Treatments during pregnancy and breastfeeding

How is medication during pregnancy and breastfeeding important?

Medication use during pregnancy requires careful consideration of the mother’s risk of illness relapse against the risk of harm or complications for the developing infant if medication is to be continued. However, there is currently very little robust evidence regarding the use of medications for bipolar disorder during pregnancy and the postpartum period.

What is the evidence for medication use during pregnancy and breastfeeding?

Moderate to low quality evidence suggests a small increased risk of heart defect or lower birth weight in infants exposed to antipsychotics in utero, and a small increased risk of preterm delivery. There is also a small increased risk of neuromotor deficits in early childhood with exposure to antipsychotics in utero. However, studies did not allow correction for other medications, genetic predisposition, or other confounding effects.

There were no differences in the odds of autism spectrum disorders in the offspring of mothers with SSRI antidepressant exposure during pregnancy compared with mothers with no antidepressant exposure during pregnancy.

**Required action**
According to the extract on treatments during pregnancy and breastfeeding, why does medication use during pregnancy require careful consideration? Answer in one to three sentences. None of the items that follow are needed to complete these tasks.

**Material supplied**

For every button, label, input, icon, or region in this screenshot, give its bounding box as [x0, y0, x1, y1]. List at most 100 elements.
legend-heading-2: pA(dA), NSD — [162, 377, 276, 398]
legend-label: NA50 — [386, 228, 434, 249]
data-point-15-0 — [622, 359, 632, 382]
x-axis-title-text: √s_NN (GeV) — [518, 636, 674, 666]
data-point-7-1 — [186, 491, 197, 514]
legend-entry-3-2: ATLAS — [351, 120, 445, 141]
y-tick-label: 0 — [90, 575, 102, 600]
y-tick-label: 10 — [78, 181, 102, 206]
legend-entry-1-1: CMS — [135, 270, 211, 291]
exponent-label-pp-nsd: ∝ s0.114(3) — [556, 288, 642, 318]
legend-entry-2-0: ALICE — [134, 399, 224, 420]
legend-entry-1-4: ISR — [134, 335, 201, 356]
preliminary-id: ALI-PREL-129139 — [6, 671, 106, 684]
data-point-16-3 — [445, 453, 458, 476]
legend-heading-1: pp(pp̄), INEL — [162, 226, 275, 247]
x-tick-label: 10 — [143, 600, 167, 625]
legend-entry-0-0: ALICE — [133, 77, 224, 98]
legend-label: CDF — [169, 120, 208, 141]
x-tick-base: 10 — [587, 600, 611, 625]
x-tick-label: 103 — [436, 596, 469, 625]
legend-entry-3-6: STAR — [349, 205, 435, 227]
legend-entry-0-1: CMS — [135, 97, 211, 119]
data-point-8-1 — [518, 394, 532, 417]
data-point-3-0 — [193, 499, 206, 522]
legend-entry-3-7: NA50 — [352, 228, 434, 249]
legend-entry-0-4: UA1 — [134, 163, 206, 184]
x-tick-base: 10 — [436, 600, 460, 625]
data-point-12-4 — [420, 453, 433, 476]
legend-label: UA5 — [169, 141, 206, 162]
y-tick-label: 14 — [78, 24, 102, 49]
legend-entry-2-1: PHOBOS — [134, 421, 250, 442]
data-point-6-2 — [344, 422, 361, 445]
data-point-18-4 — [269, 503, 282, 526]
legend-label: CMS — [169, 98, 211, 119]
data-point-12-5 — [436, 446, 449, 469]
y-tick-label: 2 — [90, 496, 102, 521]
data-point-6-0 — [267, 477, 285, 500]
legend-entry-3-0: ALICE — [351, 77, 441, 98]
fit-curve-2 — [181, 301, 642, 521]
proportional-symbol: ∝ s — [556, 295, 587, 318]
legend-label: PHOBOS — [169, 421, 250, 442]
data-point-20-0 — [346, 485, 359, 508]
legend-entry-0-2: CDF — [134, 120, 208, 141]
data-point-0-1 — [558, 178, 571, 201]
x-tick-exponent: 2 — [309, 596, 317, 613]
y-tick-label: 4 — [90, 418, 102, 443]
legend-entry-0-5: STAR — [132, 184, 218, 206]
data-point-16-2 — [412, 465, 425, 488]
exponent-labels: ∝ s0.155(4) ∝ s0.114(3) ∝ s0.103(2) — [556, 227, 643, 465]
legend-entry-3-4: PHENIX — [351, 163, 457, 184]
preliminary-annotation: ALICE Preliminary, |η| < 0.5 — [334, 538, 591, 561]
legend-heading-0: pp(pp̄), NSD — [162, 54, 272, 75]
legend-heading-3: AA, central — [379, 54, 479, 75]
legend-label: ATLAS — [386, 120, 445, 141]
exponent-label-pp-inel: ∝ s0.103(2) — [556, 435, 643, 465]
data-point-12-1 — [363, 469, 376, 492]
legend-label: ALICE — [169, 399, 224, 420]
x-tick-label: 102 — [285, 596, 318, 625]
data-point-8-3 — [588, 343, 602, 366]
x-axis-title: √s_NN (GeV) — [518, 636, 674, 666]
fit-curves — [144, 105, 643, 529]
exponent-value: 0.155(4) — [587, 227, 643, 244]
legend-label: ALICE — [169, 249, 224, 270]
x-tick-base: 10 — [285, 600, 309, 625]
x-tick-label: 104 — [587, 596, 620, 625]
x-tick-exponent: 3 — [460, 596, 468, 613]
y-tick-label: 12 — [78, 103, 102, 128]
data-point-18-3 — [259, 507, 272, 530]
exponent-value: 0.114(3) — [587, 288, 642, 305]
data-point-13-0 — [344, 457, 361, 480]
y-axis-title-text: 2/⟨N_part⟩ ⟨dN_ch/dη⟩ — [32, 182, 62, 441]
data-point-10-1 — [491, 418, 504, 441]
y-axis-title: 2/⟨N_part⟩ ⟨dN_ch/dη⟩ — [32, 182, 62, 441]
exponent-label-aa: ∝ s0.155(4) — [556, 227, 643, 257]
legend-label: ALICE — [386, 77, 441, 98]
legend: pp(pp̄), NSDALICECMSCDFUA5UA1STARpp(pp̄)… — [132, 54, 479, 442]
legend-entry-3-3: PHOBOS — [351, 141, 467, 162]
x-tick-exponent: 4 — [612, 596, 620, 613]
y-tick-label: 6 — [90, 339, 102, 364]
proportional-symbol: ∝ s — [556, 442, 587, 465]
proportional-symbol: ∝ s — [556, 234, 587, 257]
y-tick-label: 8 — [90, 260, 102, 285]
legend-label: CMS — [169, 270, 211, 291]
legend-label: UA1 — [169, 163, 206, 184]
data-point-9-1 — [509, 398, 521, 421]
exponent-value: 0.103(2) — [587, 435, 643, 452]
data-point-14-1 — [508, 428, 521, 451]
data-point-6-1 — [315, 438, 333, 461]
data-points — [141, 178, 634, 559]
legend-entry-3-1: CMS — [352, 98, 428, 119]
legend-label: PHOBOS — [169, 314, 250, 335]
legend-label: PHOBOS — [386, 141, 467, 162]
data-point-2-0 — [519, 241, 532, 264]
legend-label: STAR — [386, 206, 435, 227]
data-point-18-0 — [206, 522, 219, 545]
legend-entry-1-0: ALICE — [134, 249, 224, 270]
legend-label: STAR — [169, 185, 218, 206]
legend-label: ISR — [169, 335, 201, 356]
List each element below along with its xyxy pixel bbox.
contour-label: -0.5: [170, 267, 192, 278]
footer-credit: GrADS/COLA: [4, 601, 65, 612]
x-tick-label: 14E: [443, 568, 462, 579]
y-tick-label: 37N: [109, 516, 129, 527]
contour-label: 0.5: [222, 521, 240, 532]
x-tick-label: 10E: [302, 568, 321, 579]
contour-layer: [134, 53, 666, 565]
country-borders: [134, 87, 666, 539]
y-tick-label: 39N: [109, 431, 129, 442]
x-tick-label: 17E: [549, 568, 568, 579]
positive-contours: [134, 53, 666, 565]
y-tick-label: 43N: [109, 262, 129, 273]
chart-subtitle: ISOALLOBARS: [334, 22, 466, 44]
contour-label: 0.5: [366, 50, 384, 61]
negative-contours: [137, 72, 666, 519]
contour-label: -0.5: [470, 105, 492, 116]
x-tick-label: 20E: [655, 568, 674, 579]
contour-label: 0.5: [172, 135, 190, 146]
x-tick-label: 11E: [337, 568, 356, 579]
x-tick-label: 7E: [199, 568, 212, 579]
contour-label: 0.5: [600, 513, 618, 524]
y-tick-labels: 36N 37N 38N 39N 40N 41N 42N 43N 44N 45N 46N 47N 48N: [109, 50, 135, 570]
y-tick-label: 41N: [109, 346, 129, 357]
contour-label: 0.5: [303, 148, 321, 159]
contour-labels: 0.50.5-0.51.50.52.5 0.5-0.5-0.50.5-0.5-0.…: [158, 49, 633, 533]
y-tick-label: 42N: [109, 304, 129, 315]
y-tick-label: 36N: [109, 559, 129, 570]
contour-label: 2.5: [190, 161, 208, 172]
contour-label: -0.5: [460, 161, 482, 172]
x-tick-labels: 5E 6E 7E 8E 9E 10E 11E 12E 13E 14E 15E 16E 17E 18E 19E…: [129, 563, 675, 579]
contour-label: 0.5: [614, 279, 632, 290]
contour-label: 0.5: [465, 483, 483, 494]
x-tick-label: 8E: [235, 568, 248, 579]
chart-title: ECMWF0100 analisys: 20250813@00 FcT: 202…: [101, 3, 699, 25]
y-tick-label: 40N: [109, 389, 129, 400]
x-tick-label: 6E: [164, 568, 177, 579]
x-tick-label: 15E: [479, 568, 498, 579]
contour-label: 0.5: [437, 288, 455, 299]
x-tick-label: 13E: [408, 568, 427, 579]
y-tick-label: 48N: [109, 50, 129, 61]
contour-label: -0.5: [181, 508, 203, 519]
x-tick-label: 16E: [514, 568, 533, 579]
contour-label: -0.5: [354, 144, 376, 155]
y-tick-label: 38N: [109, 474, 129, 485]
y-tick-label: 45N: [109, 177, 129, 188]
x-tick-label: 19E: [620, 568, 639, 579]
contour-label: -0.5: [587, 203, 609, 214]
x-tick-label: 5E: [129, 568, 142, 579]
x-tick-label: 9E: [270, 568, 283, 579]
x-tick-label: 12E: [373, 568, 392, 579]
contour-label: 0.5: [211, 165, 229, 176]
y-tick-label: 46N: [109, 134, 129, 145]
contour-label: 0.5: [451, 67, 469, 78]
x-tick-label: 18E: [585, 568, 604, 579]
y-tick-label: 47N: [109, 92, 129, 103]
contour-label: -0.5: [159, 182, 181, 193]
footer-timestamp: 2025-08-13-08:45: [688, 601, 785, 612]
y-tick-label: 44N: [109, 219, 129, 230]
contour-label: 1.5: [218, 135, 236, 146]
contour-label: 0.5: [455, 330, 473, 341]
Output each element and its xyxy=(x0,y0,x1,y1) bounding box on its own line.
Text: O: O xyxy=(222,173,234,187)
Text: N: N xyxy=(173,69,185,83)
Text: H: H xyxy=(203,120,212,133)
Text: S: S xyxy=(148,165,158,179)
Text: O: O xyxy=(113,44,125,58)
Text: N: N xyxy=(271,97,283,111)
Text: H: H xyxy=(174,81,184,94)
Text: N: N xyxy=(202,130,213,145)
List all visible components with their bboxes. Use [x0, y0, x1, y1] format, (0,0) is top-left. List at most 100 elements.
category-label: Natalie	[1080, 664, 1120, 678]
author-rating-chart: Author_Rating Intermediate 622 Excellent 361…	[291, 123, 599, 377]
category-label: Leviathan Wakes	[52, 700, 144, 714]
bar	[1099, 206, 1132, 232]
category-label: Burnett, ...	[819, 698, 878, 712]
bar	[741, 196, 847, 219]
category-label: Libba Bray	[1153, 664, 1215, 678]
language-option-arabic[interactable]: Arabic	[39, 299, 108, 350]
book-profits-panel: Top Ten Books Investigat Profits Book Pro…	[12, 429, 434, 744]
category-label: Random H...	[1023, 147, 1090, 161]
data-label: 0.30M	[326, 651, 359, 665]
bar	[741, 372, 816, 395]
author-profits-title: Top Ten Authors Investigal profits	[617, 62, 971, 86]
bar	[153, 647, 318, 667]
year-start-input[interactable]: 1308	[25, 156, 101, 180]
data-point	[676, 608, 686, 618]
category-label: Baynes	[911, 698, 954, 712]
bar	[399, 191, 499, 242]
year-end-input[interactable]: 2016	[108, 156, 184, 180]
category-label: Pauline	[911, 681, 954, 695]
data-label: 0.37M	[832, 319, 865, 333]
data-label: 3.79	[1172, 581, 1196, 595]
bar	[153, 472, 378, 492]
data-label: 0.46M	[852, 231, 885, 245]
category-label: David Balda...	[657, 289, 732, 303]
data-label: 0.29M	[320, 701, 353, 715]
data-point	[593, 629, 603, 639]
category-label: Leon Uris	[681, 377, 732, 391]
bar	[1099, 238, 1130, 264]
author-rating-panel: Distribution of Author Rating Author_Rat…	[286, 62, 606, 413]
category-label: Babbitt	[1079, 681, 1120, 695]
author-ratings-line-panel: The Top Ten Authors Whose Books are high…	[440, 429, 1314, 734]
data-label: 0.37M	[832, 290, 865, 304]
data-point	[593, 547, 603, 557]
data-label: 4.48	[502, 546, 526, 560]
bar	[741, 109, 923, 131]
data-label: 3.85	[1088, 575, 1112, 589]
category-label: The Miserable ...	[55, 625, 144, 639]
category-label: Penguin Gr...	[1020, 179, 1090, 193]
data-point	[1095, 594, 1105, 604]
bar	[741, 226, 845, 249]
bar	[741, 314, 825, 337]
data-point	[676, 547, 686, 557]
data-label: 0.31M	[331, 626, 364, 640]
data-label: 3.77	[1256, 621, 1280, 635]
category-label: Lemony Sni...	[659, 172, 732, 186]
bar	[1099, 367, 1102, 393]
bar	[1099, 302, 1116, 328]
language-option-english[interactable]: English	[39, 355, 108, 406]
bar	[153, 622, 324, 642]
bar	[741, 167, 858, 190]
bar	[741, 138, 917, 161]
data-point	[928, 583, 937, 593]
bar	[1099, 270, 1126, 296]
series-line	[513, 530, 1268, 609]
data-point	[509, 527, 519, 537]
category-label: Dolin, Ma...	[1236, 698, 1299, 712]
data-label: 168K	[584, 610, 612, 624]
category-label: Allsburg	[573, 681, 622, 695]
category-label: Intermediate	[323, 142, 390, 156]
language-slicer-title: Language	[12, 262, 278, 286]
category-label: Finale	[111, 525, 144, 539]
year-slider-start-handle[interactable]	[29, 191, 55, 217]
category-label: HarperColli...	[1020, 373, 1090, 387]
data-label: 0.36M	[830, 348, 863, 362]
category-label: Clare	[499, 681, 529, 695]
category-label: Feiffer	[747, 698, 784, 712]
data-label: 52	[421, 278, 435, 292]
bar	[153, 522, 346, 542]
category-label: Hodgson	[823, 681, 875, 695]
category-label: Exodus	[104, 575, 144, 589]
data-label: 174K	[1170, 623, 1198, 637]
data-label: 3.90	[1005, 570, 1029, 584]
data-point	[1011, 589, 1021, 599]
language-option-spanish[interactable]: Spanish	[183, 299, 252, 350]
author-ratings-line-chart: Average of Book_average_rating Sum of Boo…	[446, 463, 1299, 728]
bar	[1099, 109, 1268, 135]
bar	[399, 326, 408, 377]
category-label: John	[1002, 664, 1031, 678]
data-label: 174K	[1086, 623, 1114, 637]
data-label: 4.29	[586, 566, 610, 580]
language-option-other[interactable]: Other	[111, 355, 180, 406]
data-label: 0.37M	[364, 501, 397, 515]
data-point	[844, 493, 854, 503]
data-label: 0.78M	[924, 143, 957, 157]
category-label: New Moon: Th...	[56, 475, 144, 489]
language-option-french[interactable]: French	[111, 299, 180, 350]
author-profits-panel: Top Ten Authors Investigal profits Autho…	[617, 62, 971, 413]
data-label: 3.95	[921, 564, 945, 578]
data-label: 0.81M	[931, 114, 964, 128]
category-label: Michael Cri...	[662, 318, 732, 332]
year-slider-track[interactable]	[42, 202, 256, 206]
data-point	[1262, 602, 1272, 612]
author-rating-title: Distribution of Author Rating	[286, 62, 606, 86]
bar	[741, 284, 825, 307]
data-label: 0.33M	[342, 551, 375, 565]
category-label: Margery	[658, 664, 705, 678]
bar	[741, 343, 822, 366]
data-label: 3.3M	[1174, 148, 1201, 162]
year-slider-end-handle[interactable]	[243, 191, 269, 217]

**Exercise output**
If medication is continued during pregnancy, the mother's risk of illness relapse has to be weighed against the risk of harm or complications for the developing infant. Careful consideration is needed because both risks are involved.